» **Given instruction 1**:
Answer these questions about the passage on battery charge levels:
(a) What voltage does the rule of thumb give for a 50% charge?
(b) What car did the friend own?
(c) Within how many days would the friend's battery be flat?

In scratching for that stat for you I found another rule of thumb from Benz for newer deep charge silver/calcium AGM batteries as follows - take your pick - not consistent.
100% 12.7V
90% 12.5V
80% 12.42V
70% 12.32V
60% 12.20V
50% 12.06V
40% 11.9V
30% 11.75V
20% 11.58V
10% 11.31V
0% 10.5 V
This very thing happened to a friend's 2003 E500 (1st year of that model) and his battery would be flat in 3 days. Finally, word came down from on high (Stuttgart) what was going on and after the solution was applied, no more dead batteries.
I would think your dealer would remember all that but don't count on it what with all the personnel changes in the service departments.

(Items from a data source)
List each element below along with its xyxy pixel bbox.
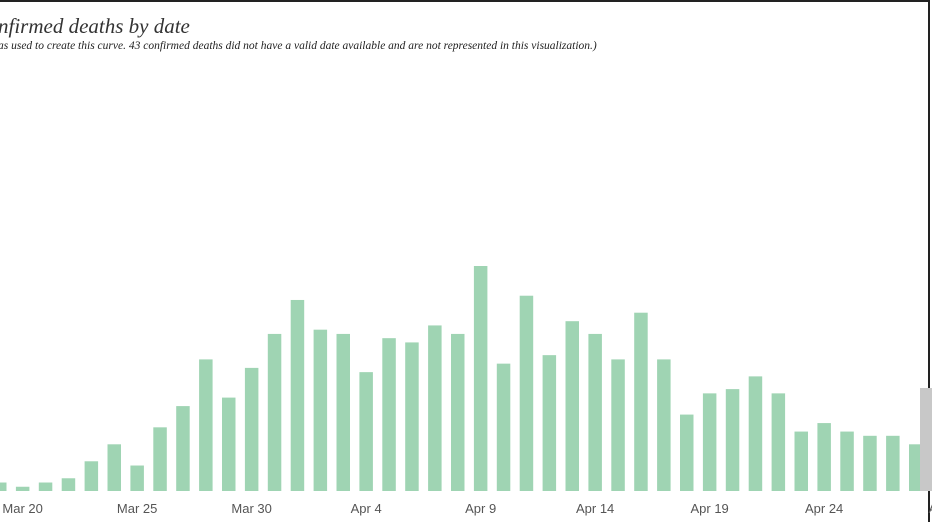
bar-apr-5[interactable] xyxy=(382,338,396,491)
bar-mar-30[interactable] xyxy=(244,367,259,491)
bar-apr-21[interactable] xyxy=(748,376,763,491)
bar-apr-14[interactable] xyxy=(588,333,602,491)
selection-highlight xyxy=(920,388,932,491)
bar-apr-24[interactable] xyxy=(817,423,831,491)
bar-apr-4[interactable] xyxy=(359,372,373,491)
bar-mar-27[interactable] xyxy=(176,406,190,491)
bar-apr-8[interactable] xyxy=(451,333,465,491)
x-tick-label: Mar 20 xyxy=(2,501,42,516)
bar-mar-25[interactable] xyxy=(130,465,144,491)
bar-apr-13[interactable] xyxy=(565,321,580,491)
bar-mar-26[interactable] xyxy=(153,427,167,491)
bar-apr-17[interactable] xyxy=(657,359,671,491)
x-tick-label: Apr 24 xyxy=(805,501,843,516)
bar-apr-9[interactable] xyxy=(473,266,488,491)
bar-apr-11[interactable] xyxy=(519,295,534,491)
bar-mar-20[interactable] xyxy=(15,486,30,491)
bar-apr-22[interactable] xyxy=(771,393,786,491)
bar-mar-29[interactable] xyxy=(222,397,236,491)
bar-apr-1[interactable] xyxy=(290,299,305,491)
bar-mar-23[interactable] xyxy=(84,461,99,491)
bar-apr-16[interactable] xyxy=(634,312,648,491)
bar-mar-19[interactable] xyxy=(0,482,7,491)
bar-apr-28[interactable] xyxy=(909,444,923,491)
chart-subtitle: as used to create this curve. 43 confirm… xyxy=(0,40,597,52)
bar-apr-7[interactable] xyxy=(428,325,442,491)
bar-mar-22[interactable] xyxy=(61,478,76,491)
bar-mar-28[interactable] xyxy=(199,359,213,491)
x-tick-label: Apr 14 xyxy=(576,501,614,516)
bar-apr-19[interactable] xyxy=(702,393,717,491)
bar-mar-24[interactable] xyxy=(107,444,122,491)
x-tick-label: Apr 9 xyxy=(465,501,496,516)
x-tick-label: Apr 4 xyxy=(351,501,382,516)
bar-apr-3[interactable] xyxy=(336,333,351,491)
x-tick-label: Apr 19 xyxy=(690,501,728,516)
chart-title: nfirmed deaths by date xyxy=(0,14,190,38)
bar-apr-23[interactable] xyxy=(794,431,809,491)
bar-apr-26[interactable] xyxy=(863,435,877,491)
bar-apr-27[interactable] xyxy=(886,435,900,491)
bar-apr-15[interactable] xyxy=(611,359,625,491)
x-tick-label: Apr xyxy=(929,501,932,516)
x-tick-label: Mar 25 xyxy=(117,501,157,516)
bar-mar-21[interactable] xyxy=(38,482,53,491)
x-tick-label: Mar 30 xyxy=(231,501,271,516)
bar-apr-12[interactable] xyxy=(542,355,557,491)
bar-apr-6[interactable] xyxy=(405,342,419,491)
bar-apr-10[interactable] xyxy=(496,363,511,491)
bar-apr-25[interactable] xyxy=(840,431,854,491)
bar-apr-2[interactable] xyxy=(313,329,328,491)
bar-mar-31[interactable] xyxy=(267,333,282,491)
bar-apr-20[interactable] xyxy=(725,389,740,491)
bar-apr-18[interactable] xyxy=(680,414,694,491)
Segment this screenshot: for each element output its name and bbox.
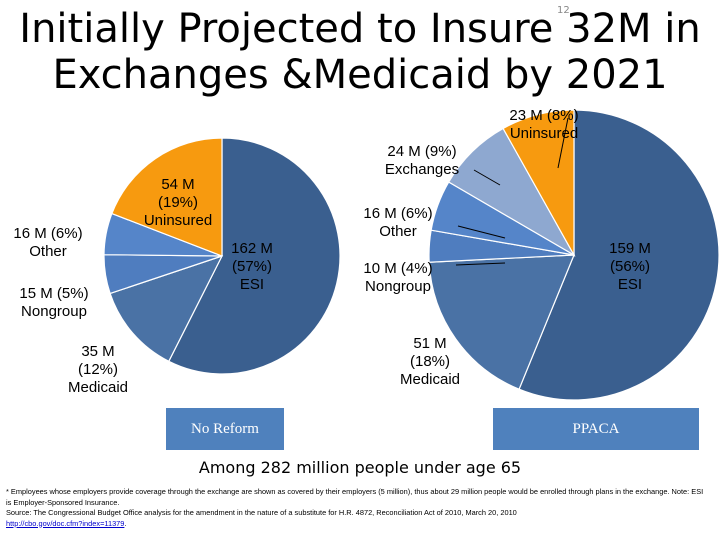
leader-line [473,169,501,186]
footnote: * Employees whose employers provide cove… [6,487,706,529]
label-ppaca-exchanges: 24 M (9%) Exchanges [384,143,460,178]
label-ppaca-medicaid: 51 M (18%) Medicaid [399,335,461,388]
leader-line [455,262,506,266]
pie-slice-ppaca-esi [518,109,720,401]
label-ppaca-uninsured: 23 M (8%) Uninsured [509,107,579,142]
label-noreform-other: 16 M (6%) Other [13,225,83,260]
pie-slice-no-reform-esi [167,137,341,375]
page-title: Initially Projected to Insure 32M in Exc… [19,6,701,98]
footnote-source: Source: The Congressional Budget Office … [6,508,517,517]
label-ppaca-other: 16 M (6%) Other [363,205,433,240]
label-ppaca-nongroup: 10 M (4%) Nongroup [363,260,433,295]
leader-lines [455,117,569,266]
label-noreform-medicaid: 35 M (12%) Medicaid [67,343,129,396]
footnote-note: * Employees whose employers provide cove… [6,487,704,507]
label-noreform-uninsured: 54 M (19%) Uninsured [143,176,213,229]
pie-chart-no-reform [103,137,341,375]
pie-slice-ppaca-medicaid [428,254,575,390]
pie-slice-no-reform-uninsured [111,137,223,257]
label-noreform-esi: 162 M (57%) ESI [231,240,273,293]
caption: Among 282 million people under age 65 [198,458,522,477]
leader-line [557,117,569,169]
leader-line [457,225,506,239]
source-link-suffix: . [124,518,127,528]
pie-chart-ppaca [428,109,720,401]
pie-slice-no-reform-medicaid [109,254,224,363]
slide-number: 12 [557,5,570,16]
ppaca-button[interactable]: PPACA [493,408,699,450]
source-link[interactable]: http://cbo.gov/doc.cfm?index=11379 [6,518,125,528]
label-ppaca-esi: 159 M (56%) ESI [609,240,651,293]
no-reform-button[interactable]: No Reform [166,408,284,450]
label-noreform-nongroup: 15 M (5%) Nongroup [19,285,89,320]
pie-slice-ppaca-uninsured [502,109,575,258]
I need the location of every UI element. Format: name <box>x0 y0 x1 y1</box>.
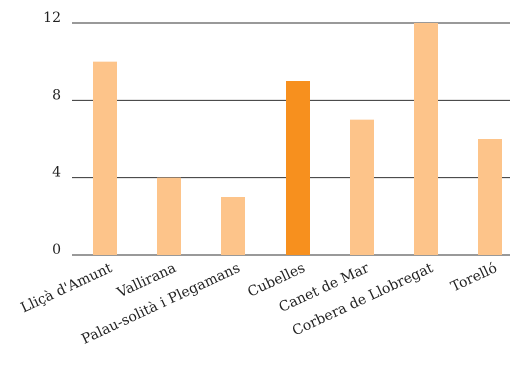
bar <box>93 61 117 255</box>
bar <box>157 177 181 255</box>
bar <box>286 81 310 255</box>
y-tick-label: 0 <box>52 242 61 258</box>
bars <box>93 23 502 256</box>
x-tick-label: Lliçà d'Amunt <box>18 259 115 316</box>
y-tick-label: 4 <box>52 165 61 181</box>
bar <box>221 197 245 255</box>
y-axis-tick-labels: 0 4 8 12 <box>43 10 61 258</box>
x-tick-label: Torelló <box>448 260 499 295</box>
bar <box>414 23 438 255</box>
y-tick-label: 12 <box>43 10 61 26</box>
bar <box>350 119 374 256</box>
y-tick-label: 8 <box>52 87 61 103</box>
bar <box>478 139 502 255</box>
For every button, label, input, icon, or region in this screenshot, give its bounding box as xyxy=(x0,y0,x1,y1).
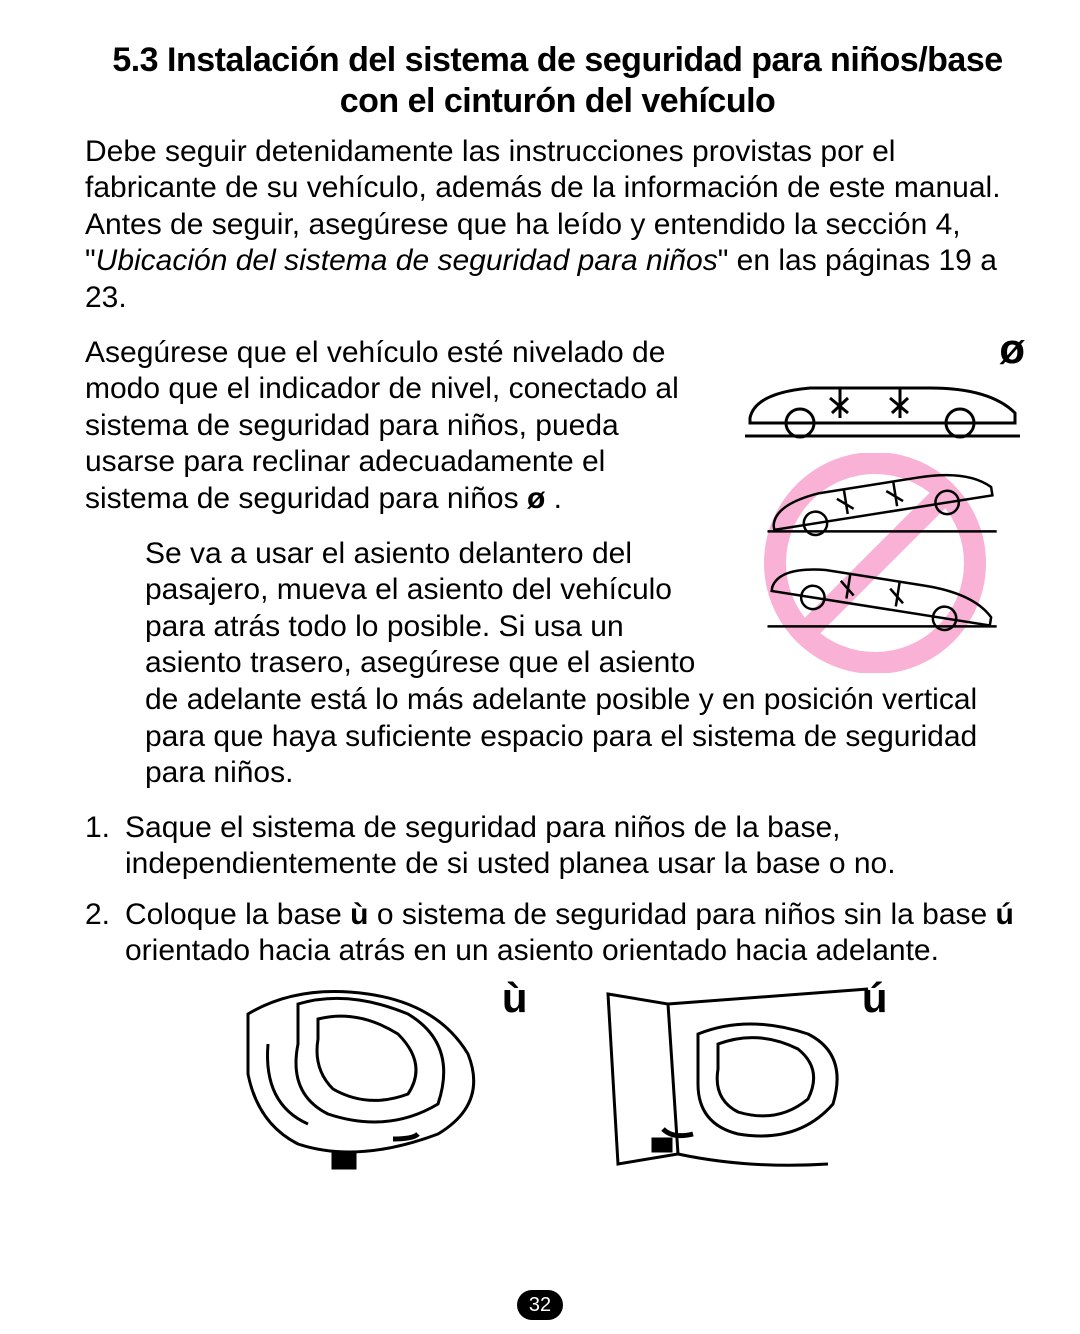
car-level-icon xyxy=(730,368,1030,443)
figure-base: ù xyxy=(238,984,518,1179)
car-tilted-prohibited xyxy=(730,443,1030,663)
figure-label: ú xyxy=(862,974,888,1022)
level-diagram: ø xyxy=(730,325,1030,663)
symbol-u-acute: ú xyxy=(996,898,1014,931)
car-tilt-up-icon xyxy=(730,463,1030,538)
level-post: . xyxy=(545,482,562,515)
figure-label: ù xyxy=(502,974,528,1022)
list2-mid: o sistema de seguridad para niños sin la… xyxy=(369,898,996,931)
list-text: Coloque la base ù o sistema de seguridad… xyxy=(125,897,1030,970)
list-number: 2. xyxy=(85,897,125,970)
figure-nobase: ú xyxy=(598,984,878,1179)
diagram-badge: ø xyxy=(730,325,1030,373)
car-tilt-down-icon xyxy=(730,558,1030,633)
symbol-u-grave: ù xyxy=(350,898,368,931)
carseat-base-icon xyxy=(238,984,518,1174)
list2-post: orientado hacia atrás en un asiento orie… xyxy=(125,934,939,967)
page-number: 32 xyxy=(517,1290,563,1320)
list-number: 1. xyxy=(85,810,125,883)
list-item: 1. Saque el sistema de seguridad para ni… xyxy=(85,810,1030,883)
level-pre: Asegúrese que el vehículo esté nivelado … xyxy=(85,336,679,515)
instruction-list: 1. Saque el sistema de seguridad para ni… xyxy=(85,810,1030,970)
section-heading: 5.3 Instalación del sistema de seguridad… xyxy=(85,40,1030,122)
carseat-nobase-icon xyxy=(598,984,878,1174)
bottom-figures: ù ú xyxy=(85,984,1030,1179)
intro-paragraph: Debe seguir detenidamente las instruccio… xyxy=(85,134,1030,317)
intro-italic: Ubicación del sistema de seguridad para … xyxy=(96,244,718,277)
list-item: 2. Coloque la base ù o sistema de seguri… xyxy=(85,897,1030,970)
list2-pre: Coloque la base xyxy=(125,898,350,931)
list-text: Saque el sistema de seguridad para niños… xyxy=(125,810,1030,883)
symbol-o: ø xyxy=(527,482,545,515)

» **Given instruction 2**: In the records, format the lines from the line with "leader-line [473,169,501,186]" to the line with "pie-slice-no-reform-esi [167,137,341,375]" as a numbered list, leaving out blank lines.

» **Reply 1**:
(a) 12.06V
(b) A 2003 E500
(c) 3 days

» **Reply 2**:
1. leader-line [473,169,501,186]
2. footnote: * Employees whose employers provide cove… [6,487,706,529]
3. label-ppaca-exchanges: 24 M (9%) Exchanges [384,143,460,178]
4. label-ppaca-medicaid: 51 M (18%) Medicaid [399,335,461,388]
5. leader-line [455,262,506,266]
6. pie-slice-ppaca-esi [518,109,720,401]
7. label-ppaca-uninsured: 23 M (8%) Uninsured [509,107,579,142]
8. label-noreform-other: 16 M (6%) Other [13,225,83,260]
9. pie-slice-no-reform-esi [167,137,341,375]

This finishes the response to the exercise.